SUPPLIED DATA:

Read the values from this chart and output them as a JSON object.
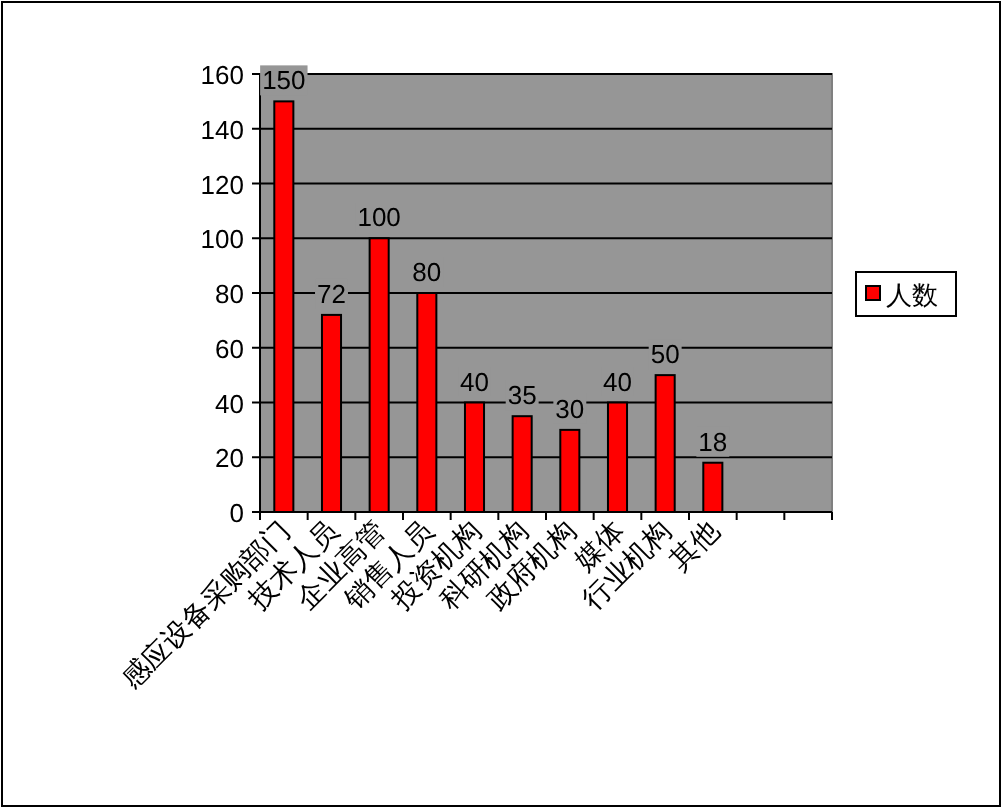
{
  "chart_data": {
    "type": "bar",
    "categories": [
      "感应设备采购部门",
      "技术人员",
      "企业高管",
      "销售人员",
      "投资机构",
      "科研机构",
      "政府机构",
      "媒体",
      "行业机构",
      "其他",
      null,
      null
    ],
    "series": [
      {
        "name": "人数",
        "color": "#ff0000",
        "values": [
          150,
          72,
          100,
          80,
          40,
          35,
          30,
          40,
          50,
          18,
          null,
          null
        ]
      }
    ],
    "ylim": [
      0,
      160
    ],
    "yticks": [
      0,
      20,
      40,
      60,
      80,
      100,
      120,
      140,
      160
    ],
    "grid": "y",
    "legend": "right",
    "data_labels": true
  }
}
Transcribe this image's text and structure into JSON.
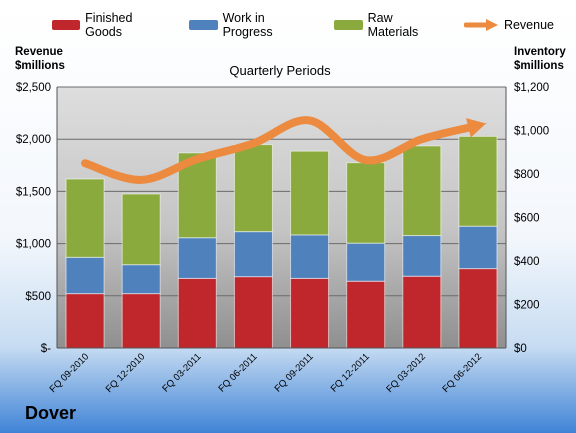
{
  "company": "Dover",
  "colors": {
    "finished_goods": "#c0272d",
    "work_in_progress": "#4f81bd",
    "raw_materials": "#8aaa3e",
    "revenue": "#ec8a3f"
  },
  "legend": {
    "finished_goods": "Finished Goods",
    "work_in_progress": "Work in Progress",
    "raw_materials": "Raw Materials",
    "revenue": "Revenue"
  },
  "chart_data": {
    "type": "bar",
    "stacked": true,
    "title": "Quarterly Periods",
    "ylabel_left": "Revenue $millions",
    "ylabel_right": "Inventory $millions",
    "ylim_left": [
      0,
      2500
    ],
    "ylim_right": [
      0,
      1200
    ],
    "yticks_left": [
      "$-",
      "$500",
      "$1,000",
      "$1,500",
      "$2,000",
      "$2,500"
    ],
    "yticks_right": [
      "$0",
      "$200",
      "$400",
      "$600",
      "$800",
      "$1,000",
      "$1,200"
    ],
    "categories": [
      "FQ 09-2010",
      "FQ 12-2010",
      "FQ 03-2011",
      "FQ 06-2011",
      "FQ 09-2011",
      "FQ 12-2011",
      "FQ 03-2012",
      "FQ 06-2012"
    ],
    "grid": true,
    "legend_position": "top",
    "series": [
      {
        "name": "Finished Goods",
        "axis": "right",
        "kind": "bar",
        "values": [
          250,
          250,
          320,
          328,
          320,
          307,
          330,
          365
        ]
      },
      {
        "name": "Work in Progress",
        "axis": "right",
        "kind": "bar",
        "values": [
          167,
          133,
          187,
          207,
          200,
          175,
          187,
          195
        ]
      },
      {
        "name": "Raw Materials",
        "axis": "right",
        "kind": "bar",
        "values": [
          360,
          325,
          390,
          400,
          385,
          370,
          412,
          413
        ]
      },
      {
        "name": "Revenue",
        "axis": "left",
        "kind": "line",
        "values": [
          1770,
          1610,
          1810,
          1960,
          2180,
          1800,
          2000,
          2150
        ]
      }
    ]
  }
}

WHAT YOU SHOULD DO: Pictures are excluded; copy every other part of the records exactly.

TASK ANSWER:
Read the values from this chart and output them as a JSON object.
{
  "chart_data": {
    "type": "bar",
    "categories": [
      "感应设备采购部门",
      "技术人员",
      "企业高管",
      "销售人员",
      "投资机构",
      "科研机构",
      "政府机构",
      "媒体",
      "行业机构",
      "其他",
      null,
      null
    ],
    "series": [
      {
        "name": "人数",
        "color": "#ff0000",
        "values": [
          150,
          72,
          100,
          80,
          40,
          35,
          30,
          40,
          50,
          18,
          null,
          null
        ]
      }
    ],
    "ylim": [
      0,
      160
    ],
    "yticks": [
      0,
      20,
      40,
      60,
      80,
      100,
      120,
      140,
      160
    ],
    "grid": "y",
    "legend": "right",
    "data_labels": true
  }
}
Transcribe this image's text and structure into JSON.
{
  "company": "Dover",
  "colors": {
    "finished_goods": "#c0272d",
    "work_in_progress": "#4f81bd",
    "raw_materials": "#8aaa3e",
    "revenue": "#ec8a3f"
  },
  "legend": {
    "finished_goods": "Finished Goods",
    "work_in_progress": "Work in Progress",
    "raw_materials": "Raw Materials",
    "revenue": "Revenue"
  },
  "chart_data": {
    "type": "bar",
    "stacked": true,
    "title": "Quarterly Periods",
    "ylabel_left": "Revenue $millions",
    "ylabel_right": "Inventory $millions",
    "ylim_left": [
      0,
      2500
    ],
    "ylim_right": [
      0,
      1200
    ],
    "yticks_left": [
      "$-",
      "$500",
      "$1,000",
      "$1,500",
      "$2,000",
      "$2,500"
    ],
    "yticks_right": [
      "$0",
      "$200",
      "$400",
      "$600",
      "$800",
      "$1,000",
      "$1,200"
    ],
    "categories": [
      "FQ 09-2010",
      "FQ 12-2010",
      "FQ 03-2011",
      "FQ 06-2011",
      "FQ 09-2011",
      "FQ 12-2011",
      "FQ 03-2012",
      "FQ 06-2012"
    ],
    "grid": true,
    "legend_position": "top",
    "series": [
      {
        "name": "Finished Goods",
        "axis": "right",
        "kind": "bar",
        "values": [
          250,
          250,
          320,
          328,
          320,
          307,
          330,
          365
        ]
      },
      {
        "name": "Work in Progress",
        "axis": "right",
        "kind": "bar",
        "values": [
          167,
          133,
          187,
          207,
          200,
          175,
          187,
          195
        ]
      },
      {
        "name": "Raw Materials",
        "axis": "right",
        "kind": "bar",
        "values": [
          360,
          325,
          390,
          400,
          385,
          370,
          412,
          413
        ]
      },
      {
        "name": "Revenue",
        "axis": "left",
        "kind": "line",
        "values": [
          1770,
          1610,
          1810,
          1960,
          2180,
          1800,
          2000,
          2150
        ]
      }
    ]
  }
}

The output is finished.